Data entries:

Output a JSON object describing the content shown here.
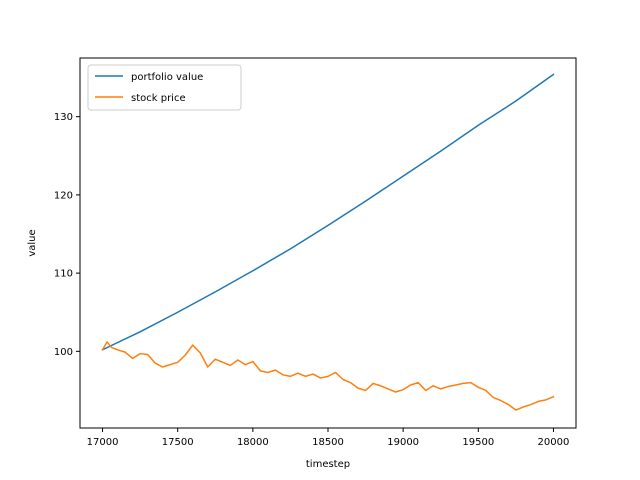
{
  "chart_data": {
    "type": "line",
    "xlabel": "timestep",
    "ylabel": "value",
    "xlim": [
      16850,
      20150
    ],
    "ylim": [
      90.2,
      137.5
    ],
    "xticks": [
      17000,
      17500,
      18000,
      18500,
      19000,
      19500,
      20000
    ],
    "yticks": [
      100,
      110,
      120,
      130
    ],
    "grid": false,
    "legend_position": "top-left",
    "series": [
      {
        "name": "portfolio value",
        "color": "#1f77b4",
        "points": [
          [
            17000,
            100.2
          ],
          [
            17250,
            102.5
          ],
          [
            17500,
            105.0
          ],
          [
            17750,
            107.6
          ],
          [
            18000,
            110.3
          ],
          [
            18250,
            113.1
          ],
          [
            18500,
            116.1
          ],
          [
            18750,
            119.2
          ],
          [
            19000,
            122.4
          ],
          [
            19250,
            125.6
          ],
          [
            19500,
            128.9
          ],
          [
            19750,
            132.0
          ],
          [
            20000,
            135.4
          ]
        ]
      },
      {
        "name": "stock price",
        "color": "#ff7f0e",
        "points": [
          [
            17000,
            100.2
          ],
          [
            17030,
            101.2
          ],
          [
            17060,
            100.5
          ],
          [
            17100,
            100.2
          ],
          [
            17150,
            99.9
          ],
          [
            17200,
            99.1
          ],
          [
            17250,
            99.7
          ],
          [
            17300,
            99.6
          ],
          [
            17350,
            98.5
          ],
          [
            17400,
            98.0
          ],
          [
            17450,
            98.3
          ],
          [
            17500,
            98.6
          ],
          [
            17550,
            99.5
          ],
          [
            17600,
            100.8
          ],
          [
            17650,
            99.8
          ],
          [
            17700,
            98.0
          ],
          [
            17750,
            99.0
          ],
          [
            17800,
            98.6
          ],
          [
            17850,
            98.2
          ],
          [
            17900,
            98.9
          ],
          [
            17950,
            98.3
          ],
          [
            18000,
            98.7
          ],
          [
            18050,
            97.5
          ],
          [
            18100,
            97.3
          ],
          [
            18150,
            97.6
          ],
          [
            18200,
            97.0
          ],
          [
            18250,
            96.8
          ],
          [
            18300,
            97.2
          ],
          [
            18350,
            96.8
          ],
          [
            18400,
            97.1
          ],
          [
            18450,
            96.6
          ],
          [
            18500,
            96.8
          ],
          [
            18550,
            97.3
          ],
          [
            18600,
            96.4
          ],
          [
            18650,
            96.0
          ],
          [
            18700,
            95.3
          ],
          [
            18750,
            95.0
          ],
          [
            18800,
            95.9
          ],
          [
            18850,
            95.6
          ],
          [
            18900,
            95.2
          ],
          [
            18950,
            94.8
          ],
          [
            19000,
            95.1
          ],
          [
            19050,
            95.7
          ],
          [
            19100,
            96.0
          ],
          [
            19150,
            95.0
          ],
          [
            19200,
            95.6
          ],
          [
            19250,
            95.2
          ],
          [
            19300,
            95.5
          ],
          [
            19350,
            95.7
          ],
          [
            19400,
            95.9
          ],
          [
            19450,
            96.0
          ],
          [
            19500,
            95.4
          ],
          [
            19550,
            95.0
          ],
          [
            19600,
            94.1
          ],
          [
            19650,
            93.7
          ],
          [
            19700,
            93.2
          ],
          [
            19750,
            92.5
          ],
          [
            19800,
            92.9
          ],
          [
            19850,
            93.2
          ],
          [
            19900,
            93.6
          ],
          [
            19950,
            93.8
          ],
          [
            20000,
            94.2
          ]
        ]
      }
    ]
  }
}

AIM OF THE EXERCISE: Each line containing the word "name" counts once; report the total alone.

THE RESPONSE: 2